Jump to content
Don Lee

Nasty bug - scheduled "Copy media set" only copies fraction of data

Recommended Posts

Thank you for your detailed response.

 

In answer to your question, yes. My issue is a media set copy that transfers too little and says it's successful. As you can see above, it only seems to happen when I'm "not looking", and only when the destination and/or source is set to recycle.

 

I will try to get some good tests set up for my November rotation. (while ensuring that I don't lose my data!) Since this seems to be nearly impossible to reproduce manually, it is good that Nov 1 is soon. If everything works, it will be until Dec or Jan 1, with multiple "cycles" on my end before I can say with any confidence that it's fixed.

 

I'll report back. Thank you for your help.

Share this post


Link to post
Share on other sites

It's back. I attach the relevant log file (so the forum doesn't mess up the formatting)

 

This is with Retro 11.5.0.139.

 

It was a copy of a 160 GB set that resulted in only 21 GB being copied. It's not often, but it apparently still happens.

 

Note the recycle of the target set.

 

Will 11.5.1 fix it?

log.txt

Share this post


Link to post
Share on other sites

I went through my logs today, and it's definitely back. I have 3 more logs that show the problem. All have a "recycle if successful" option enabled. I can provide logs and more information if necessary.

 

"copy media set" when the "recycle when successful" option is set often results in stunted target media set. Let me help you reproduce this so it can be fixed.

Share this post


Link to post
Share on other sites

I just upgraded to retro 11.5.3 (103). I have tried several media set copies, with and without an initial recycle of the target media set.

 

Good news - the media set seems to copy the data reliably.

 

More good news - there seems to be no variation in behavior from run to run, and media set to media set.

 

Even more good news - it's fast!

 

The slightly bad news - The "verify" pass is speed-of-light fast. Dig the log below. Given that it takes *zero* seconds, I'm betting that the verify is not being done. I get this "fast verify" *only* when I do an initial recycle on the target media set. Note also that the performance of the script is *not* reported when the verify is "fast".

_WRITTEN EXERCISE A_
Swap "variation" for "difference" in the forum thread, starting at "Good news - the media" and ending at "to media set.", and write that part out again.
These entries have no connection to the forum thread.

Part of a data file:
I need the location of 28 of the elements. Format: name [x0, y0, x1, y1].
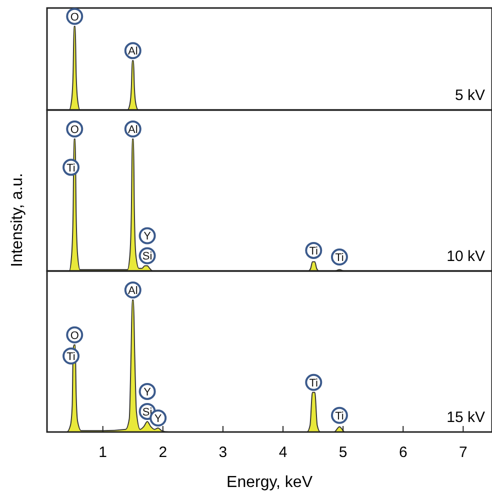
annotation: 10 kV [446, 248, 485, 265]
annotation: Al [128, 124, 138, 136]
annotation: Y [144, 386, 152, 398]
x-tick-label: 1 [98, 444, 108, 461]
x-tick-label: 2 [158, 444, 168, 461]
x-tick-label: 6 [398, 444, 408, 461]
annotation: O [70, 330, 80, 342]
annotation: O [70, 11, 80, 24]
annotation: 5 kV [454, 87, 485, 104]
annotation: Ti [66, 351, 76, 364]
annotation: O [70, 124, 80, 136]
x-tick-label: 7 [459, 444, 468, 461]
x-tick-label: 4 [278, 444, 288, 461]
annotation: Ti [335, 252, 344, 264]
annotation: 15 kV [446, 409, 485, 426]
x-tick-label: 3 [218, 444, 228, 461]
annotation: Ti [309, 377, 318, 390]
annotation: Al [128, 285, 138, 298]
x-axis-title: Energy, keV [226, 474, 313, 491]
annotation: Ti [309, 245, 318, 258]
y-axis-title: Intensity, a.u. [9, 173, 26, 267]
annotation: Al [128, 46, 138, 58]
annotation: Y [154, 413, 162, 426]
annotation: Ti [66, 162, 76, 174]
annotation: Ti [335, 410, 344, 422]
x-tick-label: 5 [338, 444, 348, 461]
annotation: Si [142, 250, 152, 263]
annotation: Y [144, 230, 152, 243]
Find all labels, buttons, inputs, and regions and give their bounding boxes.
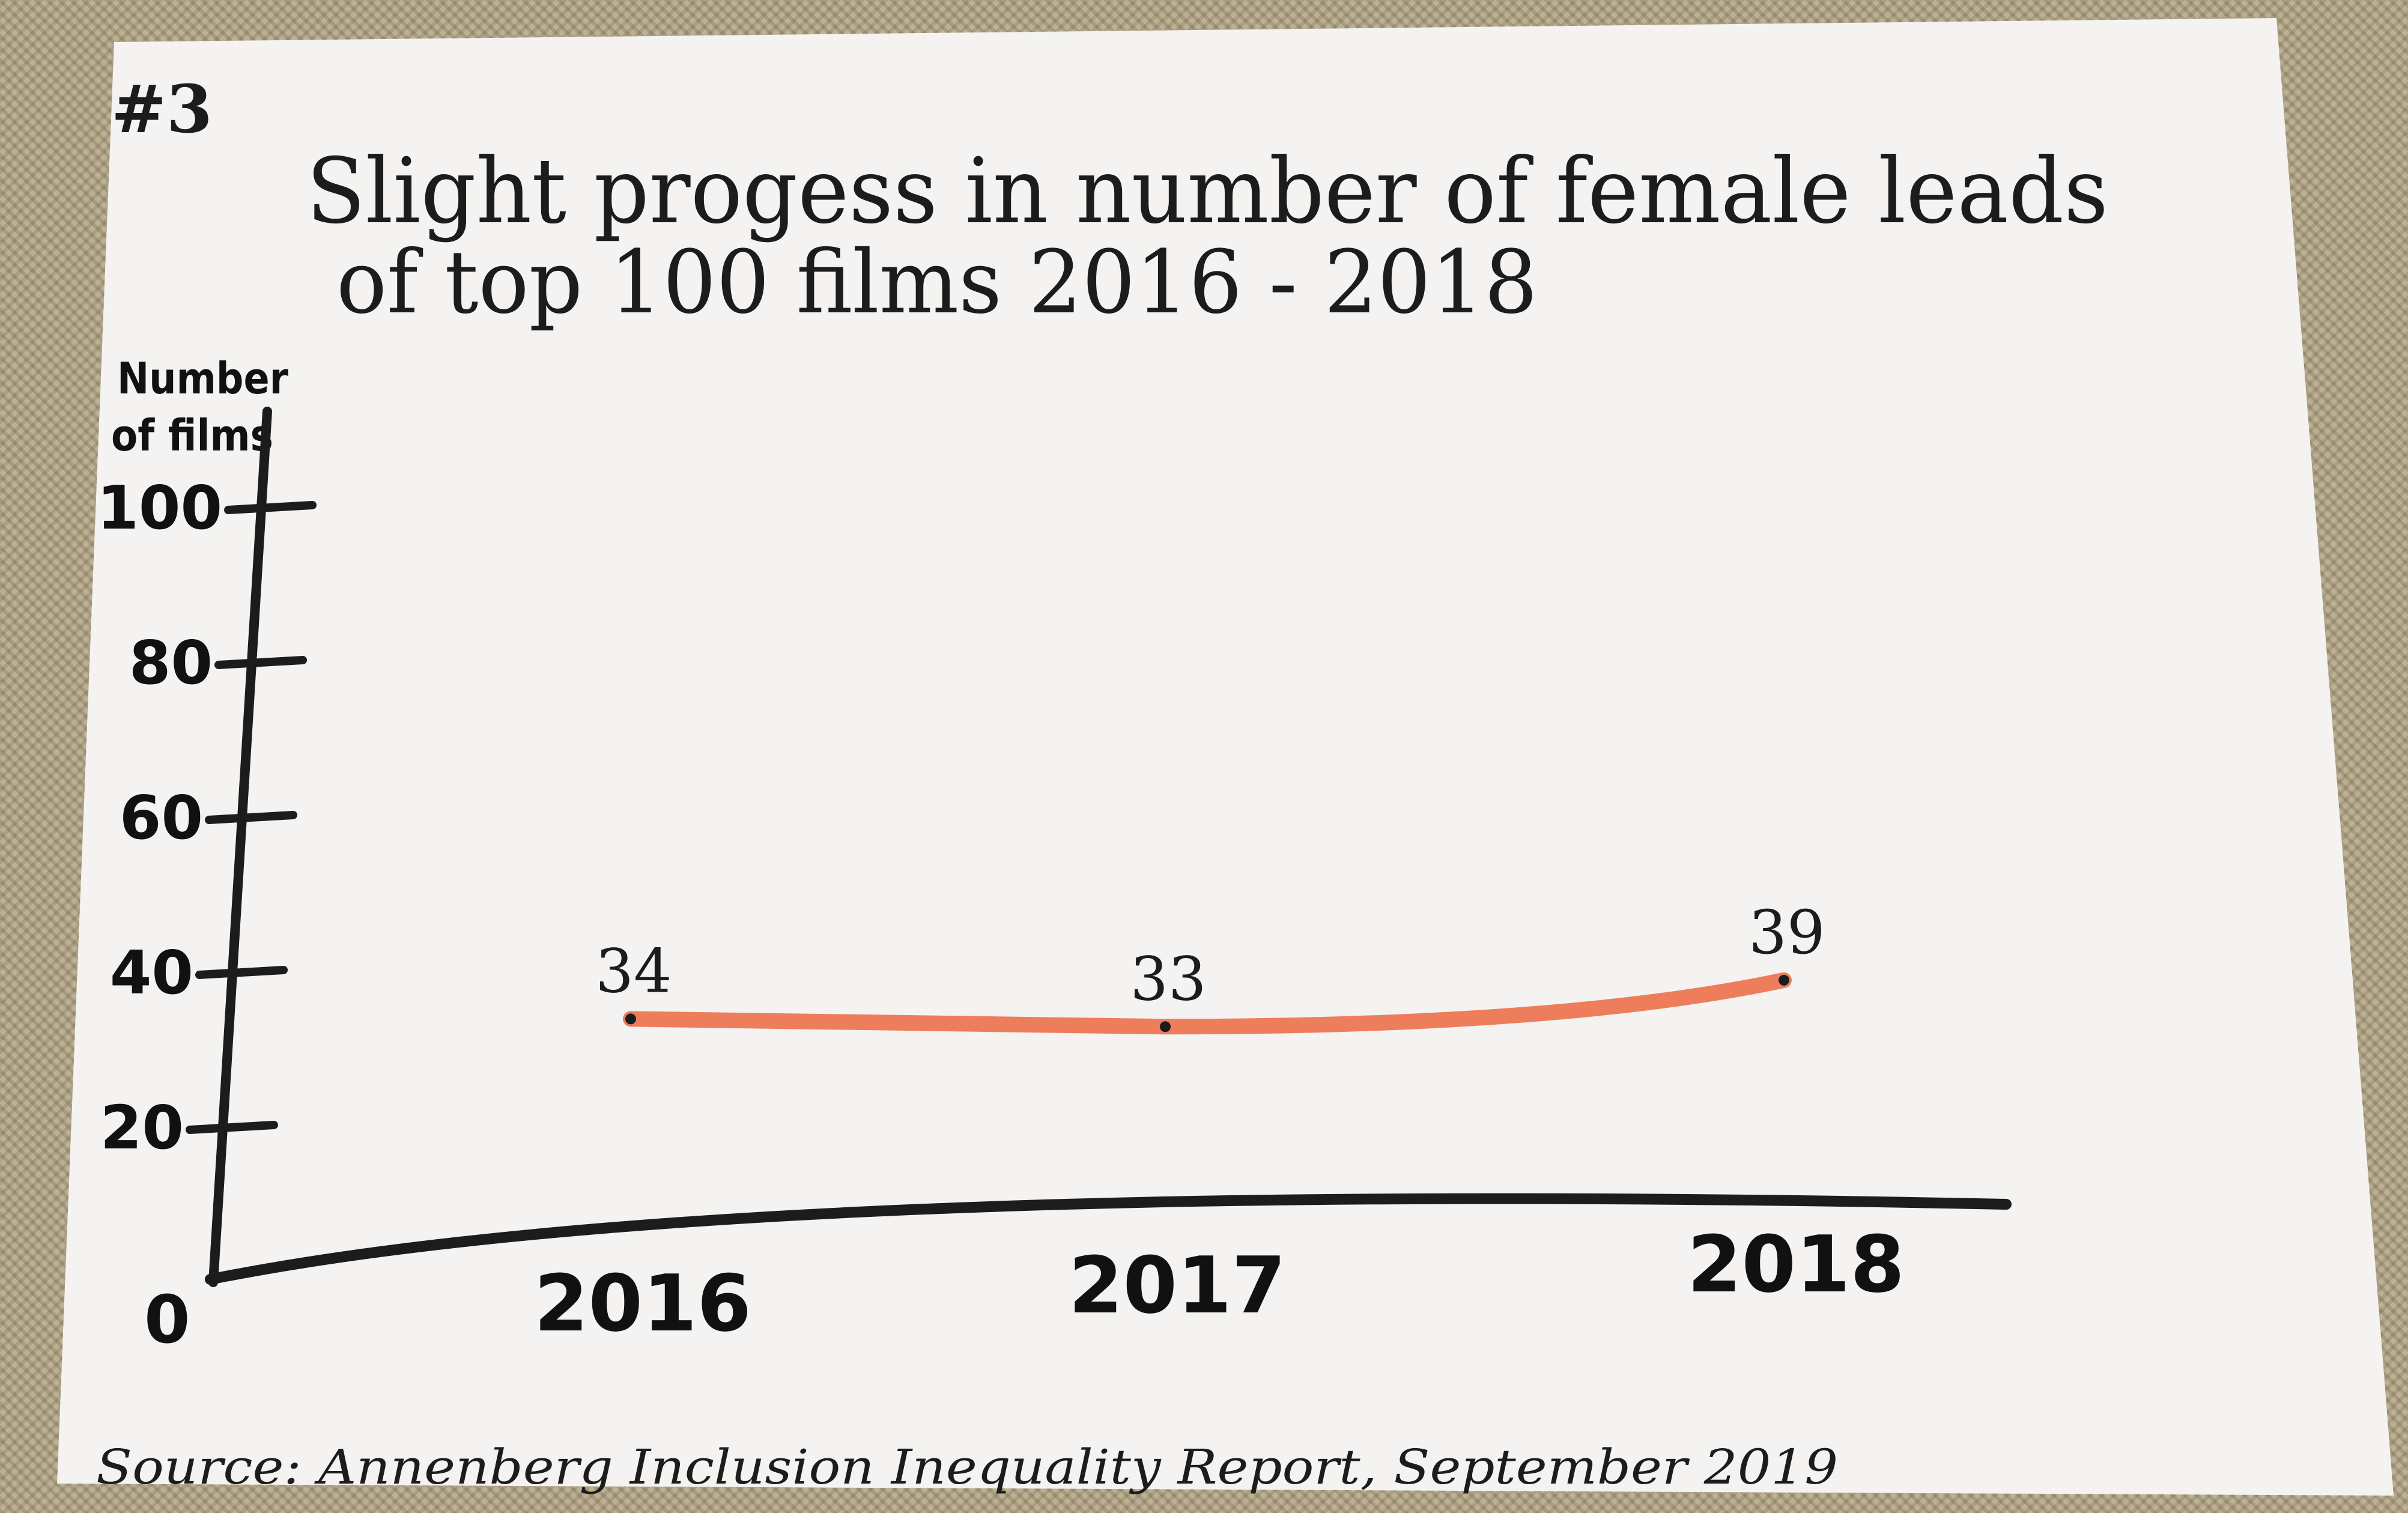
y-tick-label-20: 20	[100, 1093, 184, 1163]
x-category-label-2017: 2017	[1069, 1240, 1286, 1331]
y-tick-100	[224, 501, 317, 514]
chart-title-line1: Slight progess in number of female leads	[306, 139, 2108, 244]
y-tick-label-40: 40	[110, 938, 193, 1008]
page-number-tag: #3	[111, 70, 213, 148]
data-point-2017	[1160, 1021, 1171, 1032]
y-tick-label-100: 100	[97, 473, 222, 543]
data-label-2016: 34	[595, 936, 672, 1006]
data-point-2018	[1779, 974, 1789, 986]
y-tick-group: 20 40 60 80 100	[97, 473, 317, 1163]
y-tick-20	[186, 1121, 279, 1134]
y-axis-line	[208, 407, 272, 1287]
paper-sheet	[57, 18, 2394, 1496]
y-axis-label-line2: of films	[111, 410, 273, 461]
y-tick-40	[195, 966, 288, 979]
series-line	[623, 972, 1792, 1035]
x-category-label-2016: 2016	[534, 1258, 751, 1349]
x-category-label-2018: 2018	[1687, 1219, 1905, 1310]
chart-title-line2: of top 100 films 2016 - 2018	[336, 232, 1538, 333]
data-label-2017: 33	[1130, 944, 1206, 1014]
y-tick-80	[214, 656, 308, 669]
x-axis-line	[205, 1193, 2012, 1285]
y-origin-label: 0	[144, 1281, 190, 1358]
y-tick-label-60: 60	[120, 783, 203, 853]
y-axis-label-line1: Number	[117, 353, 288, 404]
source-note: Source: Annenberg Inclusion Inequality R…	[96, 1439, 1838, 1495]
y-tick-label-80: 80	[129, 628, 213, 698]
data-point-2016	[625, 1013, 636, 1025]
y-tick-60	[205, 811, 298, 824]
data-label-2018: 39	[1748, 897, 1825, 968]
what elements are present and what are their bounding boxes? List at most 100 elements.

_WRITTEN EXERCISE B_
Turn the entries, starting at their first line and ending at the line that contains "Find all labels, buttons, inputs, and", into a JSON list of strings with one string per line. Skip blank lines and leave out the pictures.

_CORRECT OUTPUT A_
Good news - the media set seems to copy the data reliably.

 

More good news - there seems to be no difference in behavior from run to run, and media set to media set.

_CORRECT OUTPUT B_
[
  "I need the location of 28 of the elements. Format: name [x0, y0, x1, y1].",
  "annotation: 10 kV [446, 248, 485, 265]",
  "annotation: Al [128, 124, 138, 136]",
  "annotation: Y [144, 386, 152, 398]",
  "x-tick-label: 1 [98, 444, 108, 461]",
  "x-tick-label: 2 [158, 444, 168, 461]",
  "x-tick-label: 6 [398, 444, 408, 461]",
  "annotation: O [70, 330, 80, 342]",
  "annotation: O [70, 11, 80, 24]",
  "annotation: 5 kV [454, 87, 485, 104]",
  "annotation: Ti [66, 351, 76, 364]",
  "annotation: O [70, 124, 80, 136]",
  "x-tick-label: 7 [459, 444, 468, 461]",
  "x-tick-label: 4 [278, 444, 288, 461]",
  "annotation: Ti [335, 252, 344, 264]",
  "annotation: 15 kV [446, 409, 485, 426]",
  "x-tick-label: 3 [218, 444, 228, 461]",
  "annotation: Ti [309, 377, 318, 390]",
  "annotation: Al [128, 285, 138, 298]",
  "x-axis-title: Energy, keV [226, 474, 313, 491]",
  "annotation: Ti [309, 245, 318, 258]",
  "y-axis-title: Intensity, a.u. [9, 173, 26, 267]",
  "annotation: Al [128, 46, 138, 58]",
  "annotation: Y [154, 413, 162, 426]",
  "annotation: Ti [66, 162, 76, 174]",
  "annotation: Ti [335, 410, 344, 422]",
  "x-tick-label: 5 [338, 444, 348, 461]",
  "annotation: Si [142, 250, 152, 263]",
  "annotation: Y [144, 230, 152, 243]",
  "Find all labels, buttons, inputs, and regions and give their bounding boxes."
]